◆ Instruction:
Locate all lines with the word "title" and copy them out.

◆ Input data:
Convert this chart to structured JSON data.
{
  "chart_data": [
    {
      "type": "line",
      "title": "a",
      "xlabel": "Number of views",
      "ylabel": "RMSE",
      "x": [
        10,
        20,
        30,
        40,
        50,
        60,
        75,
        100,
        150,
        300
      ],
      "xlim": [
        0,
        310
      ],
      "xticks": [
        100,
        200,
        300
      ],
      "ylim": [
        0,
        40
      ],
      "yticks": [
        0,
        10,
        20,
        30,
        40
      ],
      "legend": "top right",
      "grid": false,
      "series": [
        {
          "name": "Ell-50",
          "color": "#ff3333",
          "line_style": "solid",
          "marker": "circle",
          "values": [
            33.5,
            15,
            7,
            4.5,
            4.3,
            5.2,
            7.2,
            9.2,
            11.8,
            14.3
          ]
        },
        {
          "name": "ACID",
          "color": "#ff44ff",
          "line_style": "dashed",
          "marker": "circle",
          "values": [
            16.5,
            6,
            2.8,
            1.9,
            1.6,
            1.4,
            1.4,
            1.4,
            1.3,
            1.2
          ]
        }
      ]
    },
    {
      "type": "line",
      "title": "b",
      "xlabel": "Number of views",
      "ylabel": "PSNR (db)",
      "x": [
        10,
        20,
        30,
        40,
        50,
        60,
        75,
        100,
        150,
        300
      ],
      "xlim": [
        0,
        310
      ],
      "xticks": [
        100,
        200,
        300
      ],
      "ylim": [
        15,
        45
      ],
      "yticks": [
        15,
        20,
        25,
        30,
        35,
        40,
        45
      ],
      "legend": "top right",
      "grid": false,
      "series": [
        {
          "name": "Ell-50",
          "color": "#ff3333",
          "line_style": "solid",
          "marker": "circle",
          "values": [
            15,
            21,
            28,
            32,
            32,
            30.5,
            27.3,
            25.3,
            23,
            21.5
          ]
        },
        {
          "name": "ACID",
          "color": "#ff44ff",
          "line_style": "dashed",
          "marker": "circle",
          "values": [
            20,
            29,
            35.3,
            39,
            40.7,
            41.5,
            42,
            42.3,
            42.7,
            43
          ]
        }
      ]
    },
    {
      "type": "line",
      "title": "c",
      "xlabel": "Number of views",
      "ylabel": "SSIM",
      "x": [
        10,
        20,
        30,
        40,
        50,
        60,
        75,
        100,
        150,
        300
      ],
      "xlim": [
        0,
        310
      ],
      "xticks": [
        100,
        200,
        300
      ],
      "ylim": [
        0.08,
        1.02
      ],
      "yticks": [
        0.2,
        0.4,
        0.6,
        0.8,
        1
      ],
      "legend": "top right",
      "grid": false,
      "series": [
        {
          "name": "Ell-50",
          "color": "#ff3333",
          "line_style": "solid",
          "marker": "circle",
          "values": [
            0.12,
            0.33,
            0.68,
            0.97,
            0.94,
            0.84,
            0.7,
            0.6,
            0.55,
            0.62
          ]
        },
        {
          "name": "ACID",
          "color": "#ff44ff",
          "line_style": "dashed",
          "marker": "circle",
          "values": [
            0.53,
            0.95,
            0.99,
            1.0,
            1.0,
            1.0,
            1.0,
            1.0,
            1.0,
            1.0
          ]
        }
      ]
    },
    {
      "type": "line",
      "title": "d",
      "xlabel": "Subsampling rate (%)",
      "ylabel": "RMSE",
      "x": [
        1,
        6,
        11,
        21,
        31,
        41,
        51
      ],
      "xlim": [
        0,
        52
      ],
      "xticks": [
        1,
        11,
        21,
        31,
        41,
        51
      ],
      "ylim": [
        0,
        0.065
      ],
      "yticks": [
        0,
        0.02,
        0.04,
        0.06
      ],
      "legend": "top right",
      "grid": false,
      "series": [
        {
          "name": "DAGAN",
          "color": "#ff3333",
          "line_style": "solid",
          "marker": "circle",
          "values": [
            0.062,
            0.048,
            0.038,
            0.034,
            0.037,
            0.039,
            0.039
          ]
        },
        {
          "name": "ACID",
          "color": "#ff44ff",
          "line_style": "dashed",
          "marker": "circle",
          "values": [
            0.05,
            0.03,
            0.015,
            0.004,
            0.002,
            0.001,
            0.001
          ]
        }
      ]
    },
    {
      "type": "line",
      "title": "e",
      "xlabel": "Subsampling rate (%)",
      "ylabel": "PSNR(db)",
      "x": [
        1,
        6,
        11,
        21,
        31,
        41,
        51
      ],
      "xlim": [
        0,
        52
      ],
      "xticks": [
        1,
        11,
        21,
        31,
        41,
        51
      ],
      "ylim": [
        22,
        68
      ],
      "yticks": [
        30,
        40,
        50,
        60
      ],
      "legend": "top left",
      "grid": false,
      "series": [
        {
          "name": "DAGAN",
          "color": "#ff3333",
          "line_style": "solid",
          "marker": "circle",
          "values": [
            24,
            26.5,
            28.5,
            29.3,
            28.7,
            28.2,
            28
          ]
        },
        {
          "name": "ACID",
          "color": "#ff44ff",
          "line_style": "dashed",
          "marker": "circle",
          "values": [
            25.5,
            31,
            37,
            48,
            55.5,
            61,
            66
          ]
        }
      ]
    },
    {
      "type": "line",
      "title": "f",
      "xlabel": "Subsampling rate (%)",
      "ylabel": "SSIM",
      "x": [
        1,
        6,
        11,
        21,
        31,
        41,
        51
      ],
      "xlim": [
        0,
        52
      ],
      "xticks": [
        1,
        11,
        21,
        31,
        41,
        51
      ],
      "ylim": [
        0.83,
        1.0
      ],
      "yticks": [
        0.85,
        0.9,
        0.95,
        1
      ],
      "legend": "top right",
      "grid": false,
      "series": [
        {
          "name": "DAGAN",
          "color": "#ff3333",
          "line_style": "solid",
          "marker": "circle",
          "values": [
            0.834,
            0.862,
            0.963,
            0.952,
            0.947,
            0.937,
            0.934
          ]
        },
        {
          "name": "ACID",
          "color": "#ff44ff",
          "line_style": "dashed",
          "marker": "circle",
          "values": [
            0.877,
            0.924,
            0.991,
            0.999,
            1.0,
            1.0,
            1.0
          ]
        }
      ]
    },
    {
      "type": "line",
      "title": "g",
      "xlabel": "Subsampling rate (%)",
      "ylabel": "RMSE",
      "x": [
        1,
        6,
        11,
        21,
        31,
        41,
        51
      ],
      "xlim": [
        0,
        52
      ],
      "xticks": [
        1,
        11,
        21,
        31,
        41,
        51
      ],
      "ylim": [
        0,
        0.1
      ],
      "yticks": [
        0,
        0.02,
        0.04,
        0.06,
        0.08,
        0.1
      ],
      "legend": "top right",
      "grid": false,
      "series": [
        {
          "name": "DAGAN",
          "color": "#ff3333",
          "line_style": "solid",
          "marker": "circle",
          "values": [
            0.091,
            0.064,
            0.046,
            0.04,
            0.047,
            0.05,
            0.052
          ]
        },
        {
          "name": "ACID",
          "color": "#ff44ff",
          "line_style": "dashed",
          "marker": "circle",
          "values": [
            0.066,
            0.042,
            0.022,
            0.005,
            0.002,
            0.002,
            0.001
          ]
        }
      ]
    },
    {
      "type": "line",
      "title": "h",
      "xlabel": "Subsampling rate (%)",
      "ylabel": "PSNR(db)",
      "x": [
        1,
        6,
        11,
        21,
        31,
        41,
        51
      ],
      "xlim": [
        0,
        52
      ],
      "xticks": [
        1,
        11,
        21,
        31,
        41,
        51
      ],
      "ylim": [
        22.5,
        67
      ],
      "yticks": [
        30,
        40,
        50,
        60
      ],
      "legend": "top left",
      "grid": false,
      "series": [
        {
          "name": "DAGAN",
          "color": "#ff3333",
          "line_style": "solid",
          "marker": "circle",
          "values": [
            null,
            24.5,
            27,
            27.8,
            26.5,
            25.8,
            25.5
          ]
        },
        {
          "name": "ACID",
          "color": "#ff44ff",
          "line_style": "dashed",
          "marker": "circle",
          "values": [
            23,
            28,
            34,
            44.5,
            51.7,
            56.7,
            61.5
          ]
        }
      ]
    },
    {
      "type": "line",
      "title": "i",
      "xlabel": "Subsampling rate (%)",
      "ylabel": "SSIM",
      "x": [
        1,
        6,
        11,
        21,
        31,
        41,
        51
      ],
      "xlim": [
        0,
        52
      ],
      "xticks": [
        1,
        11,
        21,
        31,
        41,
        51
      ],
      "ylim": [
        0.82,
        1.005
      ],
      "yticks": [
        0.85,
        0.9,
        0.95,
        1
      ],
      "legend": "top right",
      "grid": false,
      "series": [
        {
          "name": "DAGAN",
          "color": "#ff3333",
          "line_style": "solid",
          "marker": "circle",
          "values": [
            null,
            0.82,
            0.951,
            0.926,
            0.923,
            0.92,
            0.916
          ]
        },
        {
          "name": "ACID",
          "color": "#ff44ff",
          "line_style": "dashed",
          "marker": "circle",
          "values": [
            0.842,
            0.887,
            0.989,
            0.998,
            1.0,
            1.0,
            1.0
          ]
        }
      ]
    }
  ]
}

◆ Answer to this problem:
      "title": "a",
      "title": "b",
      "title": "c",
      "title": "d",
      "title": "e",
      "title": "f",
      "title": "g",
      "title": "h",
      "title": "i",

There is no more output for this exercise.